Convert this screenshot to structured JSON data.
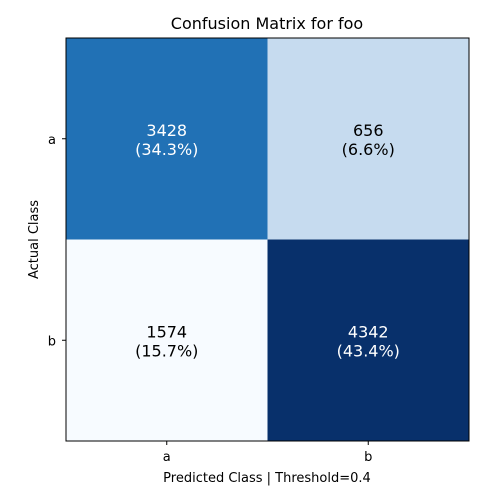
{
  "chart_data": {
    "type": "heatmap",
    "title": "Confusion Matrix for foo",
    "xlabel": "Predicted Class | Threshold=0.4",
    "ylabel": "Actual Class",
    "x_categories": [
      "a",
      "b"
    ],
    "y_categories": [
      "a",
      "b"
    ],
    "values": [
      [
        3428,
        656
      ],
      [
        1574,
        4342
      ]
    ],
    "percent_labels": [
      [
        "(34.3%)",
        "(6.6%)"
      ],
      [
        "(15.7%)",
        "(43.4%)"
      ]
    ],
    "colormap": "Blues",
    "cell_colors": [
      [
        "#2171b5",
        "#c6dbef"
      ],
      [
        "#f7fbff",
        "#08306b"
      ]
    ],
    "text_colors": [
      [
        "#ffffff",
        "#000000"
      ],
      [
        "#000000",
        "#ffffff"
      ]
    ],
    "grid": false,
    "legend": "none"
  }
}
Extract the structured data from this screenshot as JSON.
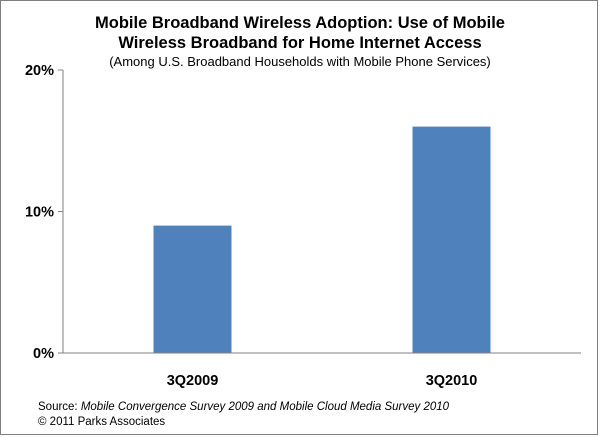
{
  "chart_data": {
    "type": "bar",
    "title_line1": "Mobile Broadband Wireless Adoption: Use of Mobile",
    "title_line2": "Wireless Broadband for Home Internet Access",
    "subtitle": "(Among U.S. Broadband Households with Mobile Phone Services)",
    "categories": [
      "3Q2009",
      "3Q2010"
    ],
    "values": [
      9,
      16
    ],
    "ylim": [
      0,
      20
    ],
    "yticks": [
      0,
      10,
      20
    ],
    "ytick_labels": [
      "0%",
      "10%",
      "20%"
    ],
    "xlabel": "",
    "ylabel": "",
    "grid": false,
    "legend": "none",
    "bar_color": "#4f81bd"
  },
  "footer": {
    "source_prefix": "Source: ",
    "source_italic": "Mobile Convergence Survey 2009 and Mobile Cloud Media Survey 2010",
    "copyright": "© 2011 Parks Associates"
  }
}
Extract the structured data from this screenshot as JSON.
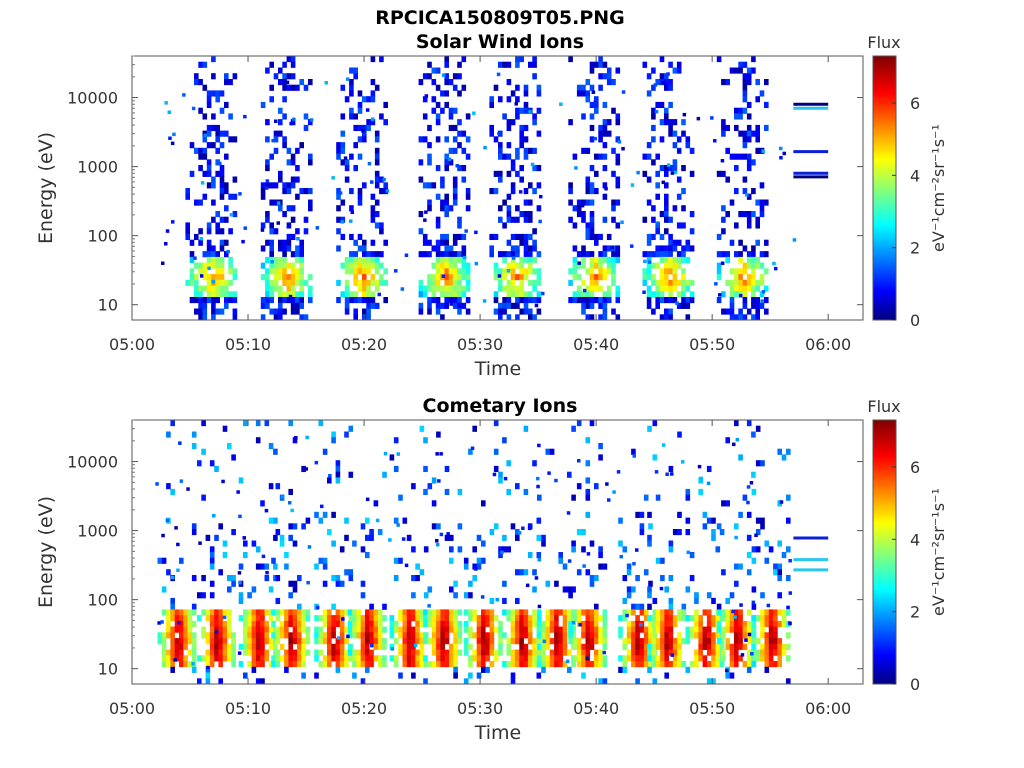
----
### Short problem
Each entry gets copied exactly; the pictures stay out.

### Final result
Convert this screenshot to structured JSON data.
{
  "chart_data": {
    "type": "heatmap",
    "title": "Confusion Matrix for foo",
    "xlabel": "Predicted Class | Threshold=0.4",
    "ylabel": "Actual Class",
    "x_categories": [
      "a",
      "b"
    ],
    "y_categories": [
      "a",
      "b"
    ],
    "values": [
      [
        3428,
        656
      ],
      [
        1574,
        4342
      ]
    ],
    "percent_labels": [
      [
        "(34.3%)",
        "(6.6%)"
      ],
      [
        "(15.7%)",
        "(43.4%)"
      ]
    ],
    "colormap": "Blues",
    "cell_colors": [
      [
        "#2171b5",
        "#c6dbef"
      ],
      [
        "#f7fbff",
        "#08306b"
      ]
    ],
    "text_colors": [
      [
        "#ffffff",
        "#000000"
      ],
      [
        "#000000",
        "#ffffff"
      ]
    ],
    "grid": false,
    "legend": "none"
  }
}
Extract the structured data from this screenshot as JSON.
{
  "chart_data": {
    "type": "bar",
    "title_line1": "Mobile Broadband Wireless Adoption: Use of Mobile",
    "title_line2": "Wireless Broadband for Home Internet Access",
    "subtitle": "(Among U.S. Broadband Households with Mobile Phone Services)",
    "categories": [
      "3Q2009",
      "3Q2010"
    ],
    "values": [
      9,
      16
    ],
    "ylim": [
      0,
      20
    ],
    "yticks": [
      0,
      10,
      20
    ],
    "ytick_labels": [
      "0%",
      "10%",
      "20%"
    ],
    "xlabel": "",
    "ylabel": "",
    "grid": false,
    "legend": "none",
    "bar_color": "#4f81bd"
  },
  "footer": {
    "source_prefix": "Source: ",
    "source_italic": "Mobile Convergence Survey 2009 and Mobile Cloud Media Survey 2010",
    "copyright": "© 2011 Parks Associates"
  }
}
Extract the structured data from this screenshot as JSON.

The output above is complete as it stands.